Your instructions:
This task calls for copying every line of the records that includes the word "mask".

───

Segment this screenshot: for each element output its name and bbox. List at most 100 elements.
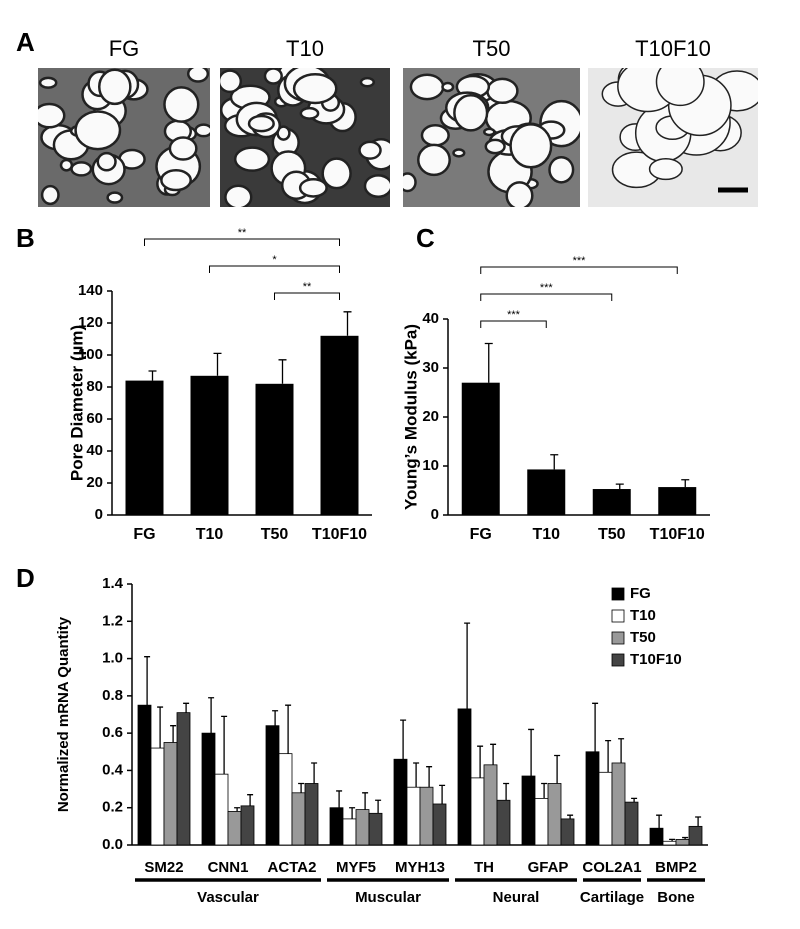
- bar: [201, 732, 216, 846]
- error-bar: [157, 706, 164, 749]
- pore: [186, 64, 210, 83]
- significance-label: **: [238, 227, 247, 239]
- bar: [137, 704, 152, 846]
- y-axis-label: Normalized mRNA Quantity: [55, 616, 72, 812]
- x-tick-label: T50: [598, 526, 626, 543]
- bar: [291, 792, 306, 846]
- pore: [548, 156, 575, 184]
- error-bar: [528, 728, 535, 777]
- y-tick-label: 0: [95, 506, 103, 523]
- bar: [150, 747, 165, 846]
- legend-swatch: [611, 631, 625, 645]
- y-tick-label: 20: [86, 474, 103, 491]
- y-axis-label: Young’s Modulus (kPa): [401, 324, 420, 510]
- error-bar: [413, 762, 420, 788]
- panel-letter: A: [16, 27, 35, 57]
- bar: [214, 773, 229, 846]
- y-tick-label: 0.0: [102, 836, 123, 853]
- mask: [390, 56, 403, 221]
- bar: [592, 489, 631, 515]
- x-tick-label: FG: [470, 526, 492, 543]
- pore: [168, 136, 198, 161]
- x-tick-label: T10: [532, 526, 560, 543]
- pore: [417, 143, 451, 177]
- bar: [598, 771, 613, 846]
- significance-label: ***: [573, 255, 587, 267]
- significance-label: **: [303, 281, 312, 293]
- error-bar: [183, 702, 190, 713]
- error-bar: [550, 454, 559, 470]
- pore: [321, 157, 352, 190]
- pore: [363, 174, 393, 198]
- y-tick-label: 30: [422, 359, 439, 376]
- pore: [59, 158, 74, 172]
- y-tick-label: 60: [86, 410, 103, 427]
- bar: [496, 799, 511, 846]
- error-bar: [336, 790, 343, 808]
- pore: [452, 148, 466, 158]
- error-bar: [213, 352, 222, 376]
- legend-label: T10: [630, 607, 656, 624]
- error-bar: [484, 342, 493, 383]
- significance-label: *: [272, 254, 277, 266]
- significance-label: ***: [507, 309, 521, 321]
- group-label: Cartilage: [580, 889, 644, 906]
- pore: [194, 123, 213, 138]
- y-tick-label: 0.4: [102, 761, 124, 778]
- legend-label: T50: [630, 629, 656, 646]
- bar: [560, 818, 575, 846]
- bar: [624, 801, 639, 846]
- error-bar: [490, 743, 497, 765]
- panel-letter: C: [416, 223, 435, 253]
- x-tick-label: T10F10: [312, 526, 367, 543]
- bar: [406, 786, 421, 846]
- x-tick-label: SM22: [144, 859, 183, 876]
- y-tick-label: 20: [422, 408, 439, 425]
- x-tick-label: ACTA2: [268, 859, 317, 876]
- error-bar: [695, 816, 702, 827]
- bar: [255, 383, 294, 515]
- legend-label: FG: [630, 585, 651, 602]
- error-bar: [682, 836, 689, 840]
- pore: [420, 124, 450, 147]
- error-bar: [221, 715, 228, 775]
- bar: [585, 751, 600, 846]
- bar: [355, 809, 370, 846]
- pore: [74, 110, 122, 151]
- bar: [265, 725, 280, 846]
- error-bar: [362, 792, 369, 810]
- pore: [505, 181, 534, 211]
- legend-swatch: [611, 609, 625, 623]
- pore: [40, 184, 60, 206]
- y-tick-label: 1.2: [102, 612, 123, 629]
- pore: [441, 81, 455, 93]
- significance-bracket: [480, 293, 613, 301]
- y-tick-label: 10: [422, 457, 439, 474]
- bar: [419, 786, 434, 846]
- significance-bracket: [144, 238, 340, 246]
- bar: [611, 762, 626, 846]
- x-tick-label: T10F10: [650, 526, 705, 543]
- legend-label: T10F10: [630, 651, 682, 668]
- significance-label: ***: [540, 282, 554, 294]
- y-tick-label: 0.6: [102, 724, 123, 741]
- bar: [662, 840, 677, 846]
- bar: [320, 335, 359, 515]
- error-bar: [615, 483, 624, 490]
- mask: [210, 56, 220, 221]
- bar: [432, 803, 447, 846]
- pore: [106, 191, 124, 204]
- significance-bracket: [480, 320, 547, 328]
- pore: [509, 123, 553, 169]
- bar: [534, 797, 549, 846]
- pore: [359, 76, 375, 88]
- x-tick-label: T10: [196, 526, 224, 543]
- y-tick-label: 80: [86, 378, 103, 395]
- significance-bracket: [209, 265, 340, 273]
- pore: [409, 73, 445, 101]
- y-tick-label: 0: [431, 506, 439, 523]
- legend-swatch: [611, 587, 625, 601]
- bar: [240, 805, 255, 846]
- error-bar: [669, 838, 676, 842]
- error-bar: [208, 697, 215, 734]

───

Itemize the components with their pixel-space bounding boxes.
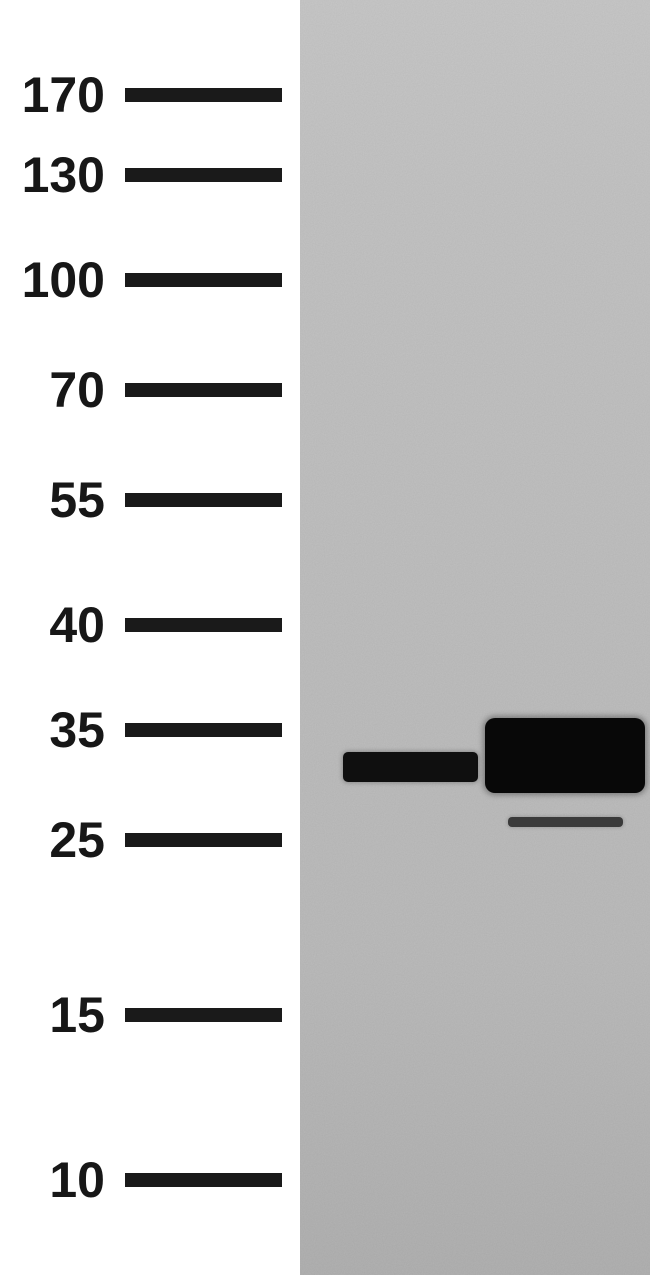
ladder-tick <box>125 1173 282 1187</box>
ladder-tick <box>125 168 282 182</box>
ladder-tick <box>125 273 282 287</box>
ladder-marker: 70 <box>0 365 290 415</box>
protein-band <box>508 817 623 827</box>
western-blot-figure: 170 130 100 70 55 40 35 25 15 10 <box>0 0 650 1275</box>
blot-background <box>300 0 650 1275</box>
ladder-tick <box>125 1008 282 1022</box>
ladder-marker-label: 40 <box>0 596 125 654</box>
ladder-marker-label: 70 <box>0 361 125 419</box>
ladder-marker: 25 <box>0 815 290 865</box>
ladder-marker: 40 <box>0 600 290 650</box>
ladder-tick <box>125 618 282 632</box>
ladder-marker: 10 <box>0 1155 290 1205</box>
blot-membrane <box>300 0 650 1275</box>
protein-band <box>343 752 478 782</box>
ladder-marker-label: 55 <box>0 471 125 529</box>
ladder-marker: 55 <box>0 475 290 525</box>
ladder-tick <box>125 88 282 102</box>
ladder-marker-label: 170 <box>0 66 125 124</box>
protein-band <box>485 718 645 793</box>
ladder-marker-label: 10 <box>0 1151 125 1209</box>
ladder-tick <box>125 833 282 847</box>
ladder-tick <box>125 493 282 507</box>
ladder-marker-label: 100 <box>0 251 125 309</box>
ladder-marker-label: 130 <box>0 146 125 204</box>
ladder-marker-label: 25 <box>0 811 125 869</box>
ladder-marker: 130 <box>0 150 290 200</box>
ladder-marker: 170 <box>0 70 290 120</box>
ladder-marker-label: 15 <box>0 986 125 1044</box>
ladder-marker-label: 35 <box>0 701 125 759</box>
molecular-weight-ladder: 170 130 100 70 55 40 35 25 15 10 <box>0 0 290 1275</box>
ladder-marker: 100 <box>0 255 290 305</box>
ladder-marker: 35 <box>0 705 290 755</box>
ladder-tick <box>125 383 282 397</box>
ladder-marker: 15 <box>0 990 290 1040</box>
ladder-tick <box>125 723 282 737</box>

───

Solved problem:
- mask: [390, 56, 403, 221]
- mask: [210, 56, 220, 221]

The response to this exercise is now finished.